» **Exercise prompt**:
Pick every line from the data that holds the word "services".

» **Record list**:
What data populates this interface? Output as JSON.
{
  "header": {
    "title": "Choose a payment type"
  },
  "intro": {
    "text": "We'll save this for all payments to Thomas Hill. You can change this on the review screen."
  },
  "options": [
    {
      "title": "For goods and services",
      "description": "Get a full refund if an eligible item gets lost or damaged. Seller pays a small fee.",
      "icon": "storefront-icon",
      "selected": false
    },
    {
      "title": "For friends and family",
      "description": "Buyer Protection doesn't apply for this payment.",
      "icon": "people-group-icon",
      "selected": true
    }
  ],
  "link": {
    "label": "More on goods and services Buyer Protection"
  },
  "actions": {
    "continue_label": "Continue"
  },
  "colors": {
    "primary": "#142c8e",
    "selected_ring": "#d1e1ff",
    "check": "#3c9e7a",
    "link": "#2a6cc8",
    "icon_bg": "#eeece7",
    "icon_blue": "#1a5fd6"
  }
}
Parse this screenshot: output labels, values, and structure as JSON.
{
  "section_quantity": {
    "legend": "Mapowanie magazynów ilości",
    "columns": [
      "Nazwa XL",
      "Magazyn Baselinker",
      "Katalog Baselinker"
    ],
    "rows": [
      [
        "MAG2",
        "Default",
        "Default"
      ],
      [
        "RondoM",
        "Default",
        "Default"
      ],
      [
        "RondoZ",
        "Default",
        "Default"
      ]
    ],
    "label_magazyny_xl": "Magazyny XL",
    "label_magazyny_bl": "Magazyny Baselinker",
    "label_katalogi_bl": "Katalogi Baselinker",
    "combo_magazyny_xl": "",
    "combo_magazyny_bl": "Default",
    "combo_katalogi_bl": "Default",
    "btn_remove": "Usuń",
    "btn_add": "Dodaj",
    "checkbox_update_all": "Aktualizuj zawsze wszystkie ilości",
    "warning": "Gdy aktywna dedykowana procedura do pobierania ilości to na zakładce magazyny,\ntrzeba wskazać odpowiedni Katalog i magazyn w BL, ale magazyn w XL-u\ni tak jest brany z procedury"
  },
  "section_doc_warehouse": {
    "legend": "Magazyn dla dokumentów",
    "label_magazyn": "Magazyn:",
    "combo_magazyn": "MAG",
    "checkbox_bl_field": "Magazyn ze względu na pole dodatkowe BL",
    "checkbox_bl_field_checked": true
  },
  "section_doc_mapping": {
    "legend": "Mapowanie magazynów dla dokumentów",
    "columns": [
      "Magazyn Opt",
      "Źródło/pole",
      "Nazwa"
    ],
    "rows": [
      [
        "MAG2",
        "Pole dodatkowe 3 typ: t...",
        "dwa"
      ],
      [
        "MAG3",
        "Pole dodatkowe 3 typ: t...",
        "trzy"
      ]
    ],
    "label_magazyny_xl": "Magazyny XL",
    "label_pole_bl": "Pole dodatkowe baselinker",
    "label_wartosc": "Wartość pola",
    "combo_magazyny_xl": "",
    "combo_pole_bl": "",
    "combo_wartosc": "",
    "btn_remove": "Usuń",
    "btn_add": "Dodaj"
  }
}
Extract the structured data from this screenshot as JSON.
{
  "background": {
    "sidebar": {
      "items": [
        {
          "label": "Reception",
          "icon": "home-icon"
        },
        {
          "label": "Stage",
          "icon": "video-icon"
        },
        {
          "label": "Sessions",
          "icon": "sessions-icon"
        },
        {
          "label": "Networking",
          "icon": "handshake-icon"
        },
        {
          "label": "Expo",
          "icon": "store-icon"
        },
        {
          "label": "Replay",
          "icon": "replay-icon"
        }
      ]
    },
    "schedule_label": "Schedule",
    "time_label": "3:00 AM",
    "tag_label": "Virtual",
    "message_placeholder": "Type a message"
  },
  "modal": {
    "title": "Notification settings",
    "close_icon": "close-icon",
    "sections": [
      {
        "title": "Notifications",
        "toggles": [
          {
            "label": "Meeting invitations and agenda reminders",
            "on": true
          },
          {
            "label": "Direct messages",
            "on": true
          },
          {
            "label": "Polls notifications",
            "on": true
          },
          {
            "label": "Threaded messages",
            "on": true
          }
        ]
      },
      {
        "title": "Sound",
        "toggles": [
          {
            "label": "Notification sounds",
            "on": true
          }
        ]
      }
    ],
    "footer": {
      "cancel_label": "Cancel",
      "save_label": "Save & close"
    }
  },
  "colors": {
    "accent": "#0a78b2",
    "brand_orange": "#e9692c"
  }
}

» **Written solution**:
      "title": "For goods and services",
    "label": "More on goods and services Buyer Protection"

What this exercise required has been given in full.